**Task objective**
Extract all records. Keep each one exact.

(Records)
------

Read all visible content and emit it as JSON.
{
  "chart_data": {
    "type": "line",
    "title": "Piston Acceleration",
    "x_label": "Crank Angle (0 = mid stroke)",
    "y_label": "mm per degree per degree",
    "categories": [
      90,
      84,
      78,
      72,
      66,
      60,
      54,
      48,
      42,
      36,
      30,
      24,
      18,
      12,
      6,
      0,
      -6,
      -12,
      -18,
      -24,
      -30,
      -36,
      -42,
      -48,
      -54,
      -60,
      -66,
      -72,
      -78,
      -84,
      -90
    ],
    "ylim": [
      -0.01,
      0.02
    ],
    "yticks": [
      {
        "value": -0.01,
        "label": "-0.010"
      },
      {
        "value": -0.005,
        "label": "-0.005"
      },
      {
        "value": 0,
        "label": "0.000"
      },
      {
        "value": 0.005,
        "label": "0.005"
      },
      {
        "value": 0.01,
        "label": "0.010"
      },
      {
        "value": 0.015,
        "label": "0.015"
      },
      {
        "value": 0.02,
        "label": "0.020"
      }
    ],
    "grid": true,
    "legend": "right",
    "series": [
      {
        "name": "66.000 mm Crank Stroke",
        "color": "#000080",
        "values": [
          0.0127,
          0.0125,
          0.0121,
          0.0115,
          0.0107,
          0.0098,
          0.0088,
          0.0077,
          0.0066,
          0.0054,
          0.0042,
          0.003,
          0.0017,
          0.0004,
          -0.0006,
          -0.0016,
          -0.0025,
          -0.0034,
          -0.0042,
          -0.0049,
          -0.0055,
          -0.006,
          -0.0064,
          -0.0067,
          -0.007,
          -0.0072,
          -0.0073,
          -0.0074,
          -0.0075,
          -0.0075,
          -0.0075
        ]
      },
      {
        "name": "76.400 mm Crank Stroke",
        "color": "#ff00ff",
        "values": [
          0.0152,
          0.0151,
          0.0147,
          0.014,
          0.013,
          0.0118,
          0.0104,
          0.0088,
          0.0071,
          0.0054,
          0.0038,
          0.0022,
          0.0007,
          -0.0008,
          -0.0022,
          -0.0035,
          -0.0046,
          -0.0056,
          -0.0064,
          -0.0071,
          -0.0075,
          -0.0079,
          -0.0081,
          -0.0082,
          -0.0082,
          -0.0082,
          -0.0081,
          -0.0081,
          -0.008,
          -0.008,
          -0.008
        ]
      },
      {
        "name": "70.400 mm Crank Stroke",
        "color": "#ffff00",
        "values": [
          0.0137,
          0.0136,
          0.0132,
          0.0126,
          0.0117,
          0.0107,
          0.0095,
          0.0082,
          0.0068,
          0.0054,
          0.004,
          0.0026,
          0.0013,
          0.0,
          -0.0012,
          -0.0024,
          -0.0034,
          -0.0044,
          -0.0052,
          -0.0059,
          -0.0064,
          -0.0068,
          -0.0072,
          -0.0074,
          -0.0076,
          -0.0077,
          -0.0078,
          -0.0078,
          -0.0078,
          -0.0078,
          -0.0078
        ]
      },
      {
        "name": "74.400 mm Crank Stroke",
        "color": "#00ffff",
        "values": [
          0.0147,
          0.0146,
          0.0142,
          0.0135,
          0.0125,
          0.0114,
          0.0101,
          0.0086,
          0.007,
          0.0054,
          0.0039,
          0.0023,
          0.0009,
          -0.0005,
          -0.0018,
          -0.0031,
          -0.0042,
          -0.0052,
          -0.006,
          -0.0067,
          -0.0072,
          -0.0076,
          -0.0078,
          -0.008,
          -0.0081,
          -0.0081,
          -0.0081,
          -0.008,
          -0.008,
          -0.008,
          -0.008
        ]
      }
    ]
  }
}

------

**Result**
Read all visible content and emit it as JSON.
{
  "chart_data": {
    "type": "line",
    "title": "Piston Acceleration",
    "x_label": "Crank Angle (0 = mid stroke)",
    "y_label": "mm per degree per degree",
    "categories": [
      90,
      84,
      78,
      72,
      66,
      60,
      54,
      48,
      42,
      36,
      30,
      24,
      18,
      12,
      6,
      0,
      -6,
      -12,
      -18,
      -24,
      -30,
      -36,
      -42,
      -48,
      -54,
      -60,
      -66,
      -72,
      -78,
      -84,
      -90
    ],
    "ylim": [
      -0.01,
      0.02
    ],
    "yticks": [
      {
        "value": -0.01,
        "label": "-0.010"
      },
      {
        "value": -0.005,
        "label": "-0.005"
      },
      {
        "value": 0,
        "label": "0.000"
      },
      {
        "value": 0.005,
        "label": "0.005"
      },
      {
        "value": 0.01,
        "label": "0.010"
      },
      {
        "value": 0.015,
        "label": "0.015"
      },
      {
        "value": 0.02,
        "label": "0.020"
      }
    ],
    "grid": true,
    "legend": "right",
    "series": [
      {
        "name": "66.000 mm Crank Stroke",
        "color": "#000080",
        "values": [
          0.0127,
          0.0125,
          0.0121,
          0.0115,
          0.0107,
          0.0098,
          0.0088,
          0.0077,
          0.0066,
          0.0054,
          0.0042,
          0.003,
          0.0017,
          0.0004,
          -0.0006,
          -0.0016,
          -0.0025,
          -0.0034,
          -0.0042,
          -0.0049,
          -0.0055,
          -0.006,
          -0.0064,
          -0.0067,
          -0.007,
          -0.0072,
          -0.0073,
          -0.0074,
          -0.0075,
          -0.0075,
          -0.0075
        ]
      },
      {
        "name": "76.400 mm Crank Stroke",
        "color": "#ff00ff",
        "values": [
          0.0152,
          0.0151,
          0.0147,
          0.014,
          0.013,
          0.0118,
          0.0104,
          0.0088,
          0.0071,
          0.0054,
          0.0038,
          0.0022,
          0.0007,
          -0.0008,
          -0.0022,
          -0.0035,
          -0.0046,
          -0.0056,
          -0.0064,
          -0.0071,
          -0.0075,
          -0.0079,
          -0.0081,
          -0.0082,
          -0.0082,
          -0.0082,
          -0.0081,
          -0.0081,
          -0.008,
          -0.008,
          -0.008
        ]
      },
      {
        "name": "70.400 mm Crank Stroke",
        "color": "#ffff00",
        "values": [
          0.0137,
          0.0136,
          0.0132,
          0.0126,
          0.0117,
          0.0107,
          0.0095,
          0.0082,
          0.0068,
          0.0054,
          0.004,
          0.0026,
          0.0013,
          0.0,
          -0.0012,
          -0.0024,
          -0.0034,
          -0.0044,
          -0.0052,
          -0.0059,
          -0.0064,
          -0.0068,
          -0.0072,
          -0.0074,
          -0.0076,
          -0.0077,
          -0.0078,
          -0.0078,
          -0.0078,
          -0.0078,
          -0.0078
        ]
      },
      {
        "name": "74.400 mm Crank Stroke",
        "color": "#00ffff",
        "values": [
          0.0147,
          0.0146,
          0.0142,
          0.0135,
          0.0125,
          0.0114,
          0.0101,
          0.0086,
          0.007,
          0.0054,
          0.0039,
          0.0023,
          0.0009,
          -0.0005,
          -0.0018,
          -0.0031,
          -0.0042,
          -0.0052,
          -0.006,
          -0.0067,
          -0.0072,
          -0.0076,
          -0.0078,
          -0.008,
          -0.0081,
          -0.0081,
          -0.0081,
          -0.008,
          -0.008,
          -0.008,
          -0.008
        ]
      }
    ]
  }
}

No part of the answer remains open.